* The exercise
In the entries that follow, how many lines contain "PRIVATKURS"? Answer with the number only.

Stored dataset items:
* START *
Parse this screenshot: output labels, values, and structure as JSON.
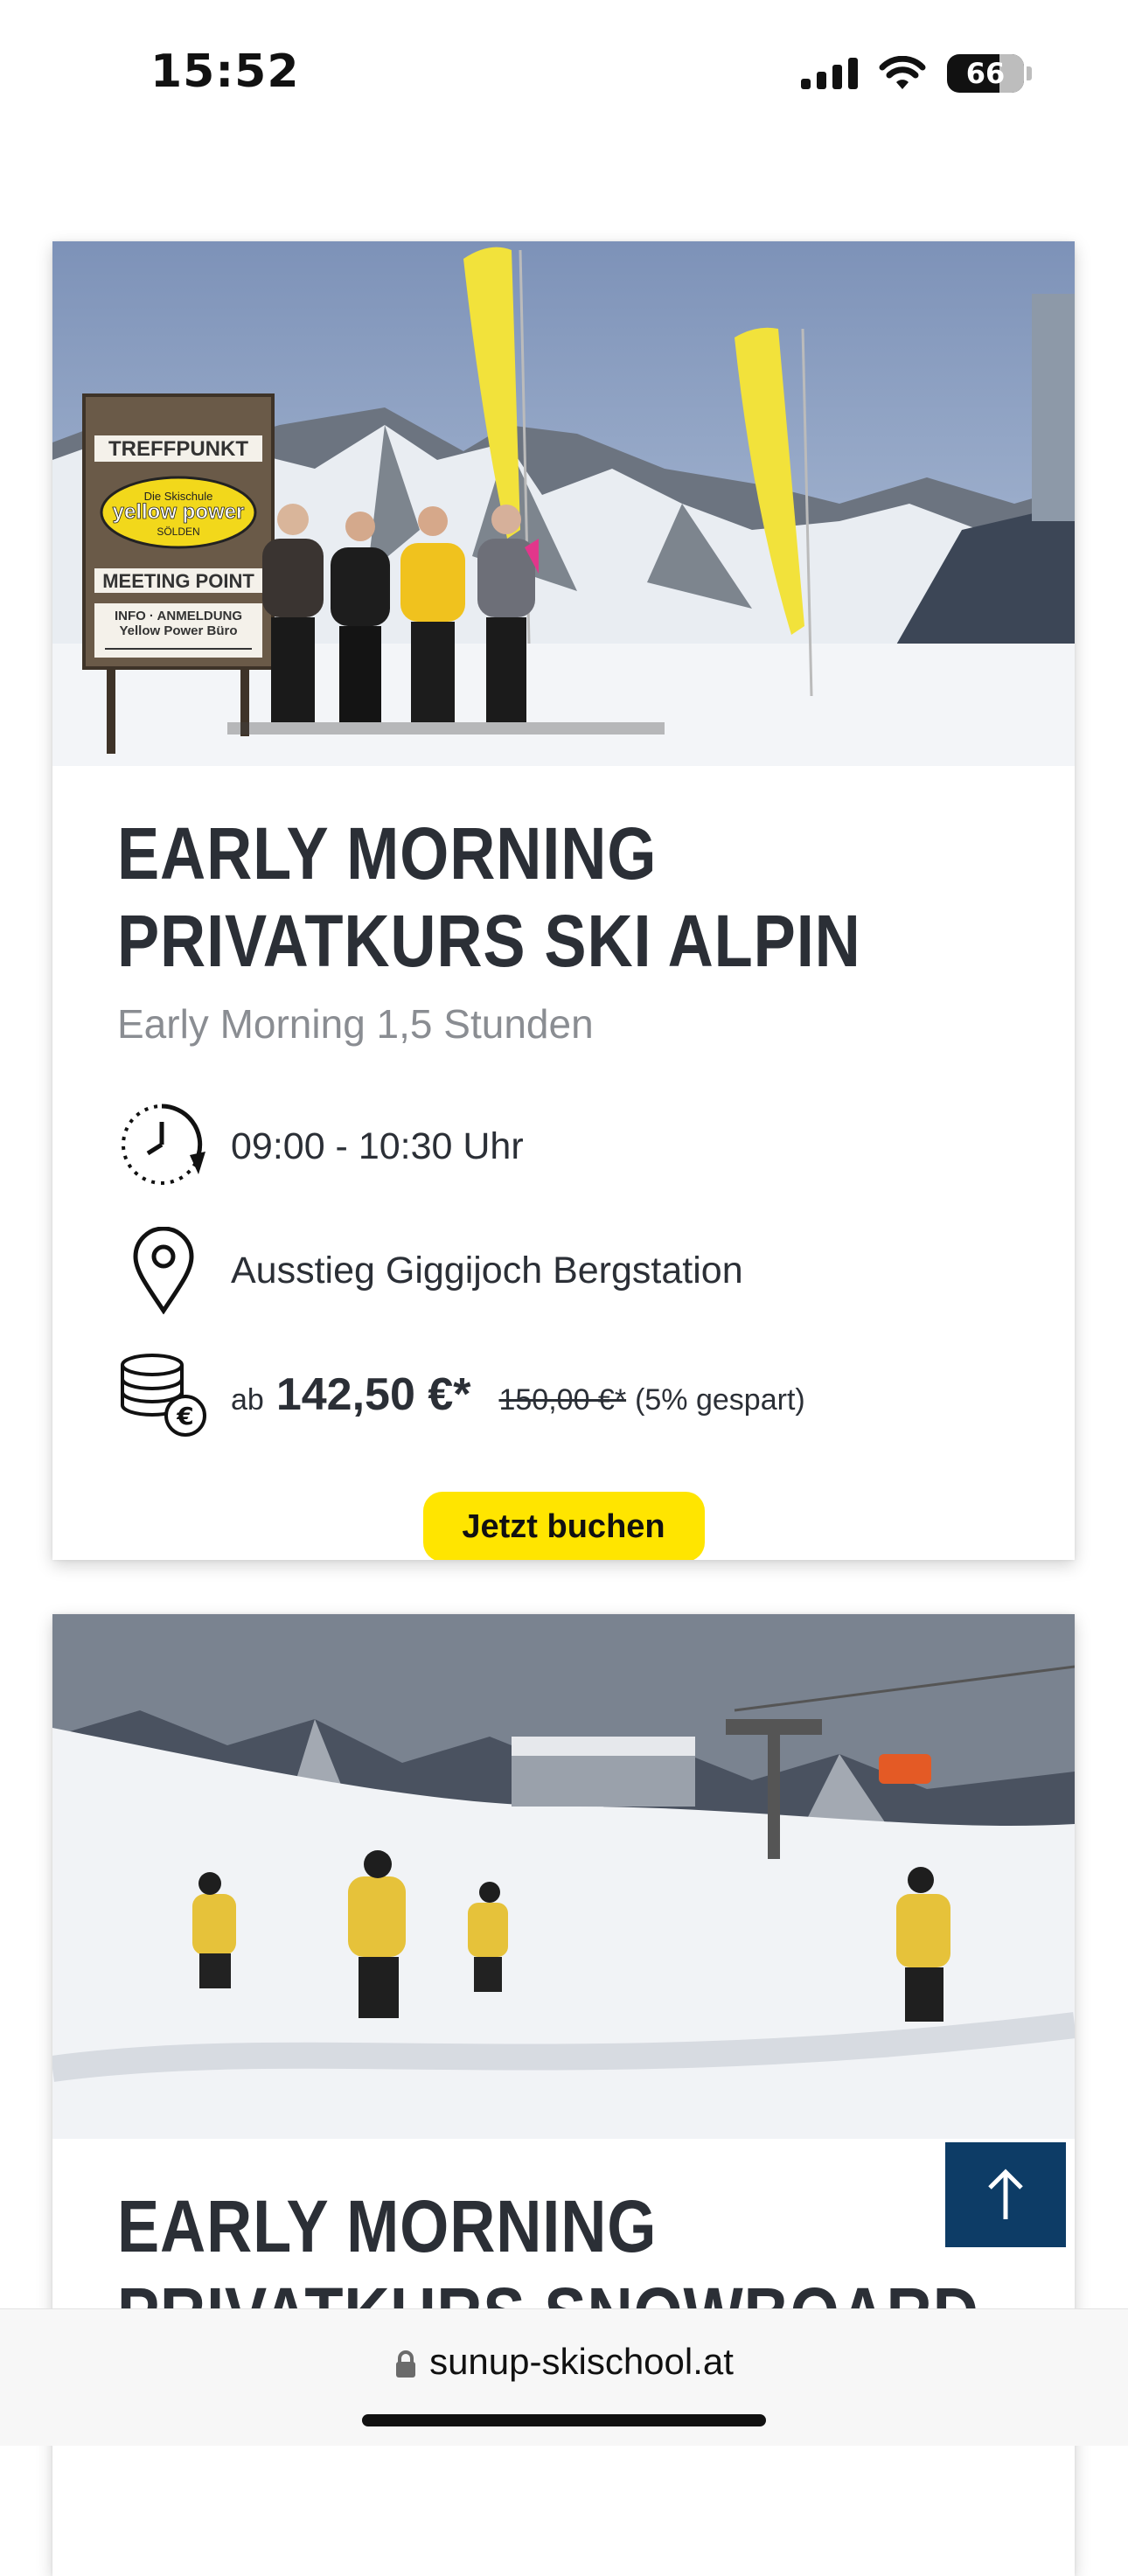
{
  "status_bar": {
    "time": "15:52",
    "battery": "66"
  },
  "courses": [
    {
      "title": "EARLY MORNING PRIVATKURS SKI ALPIN",
      "subtitle": "Early Morning 1,5 Stunden",
      "time": "09:00 - 10:30 Uhr",
      "location": "Ausstieg Giggijoch Bergstation",
      "price_prefix": "ab",
      "price": "142,50 €*",
      "old_price": "150,00 €*",
      "saving": "(5% gespart)",
      "button": "Jetzt buchen",
      "image": {
        "sign_top": "TREFFPUNKT",
        "sign_brand_small": "Die Skischule",
        "sign_brand": "yellow power",
        "sign_brand_sub": "SÖLDEN",
        "sign_meeting": "MEETING POINT",
        "sign_info_1": "INFO · ANMELDUNG",
        "sign_info_2": "Yellow Power Büro"
      }
    },
    {
      "title": "EARLY MORNING PRIVATKURS SNOWBOARD"
    }
  ],
  "browser": {
    "url": "sunup-skischool.at"
  },
  "colors": {
    "accent_yellow": "#ffe500",
    "navy": "#0d3c66",
    "text": "#2b2f36",
    "muted": "#8a8d92"
  }
}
* END *
* Final answer
2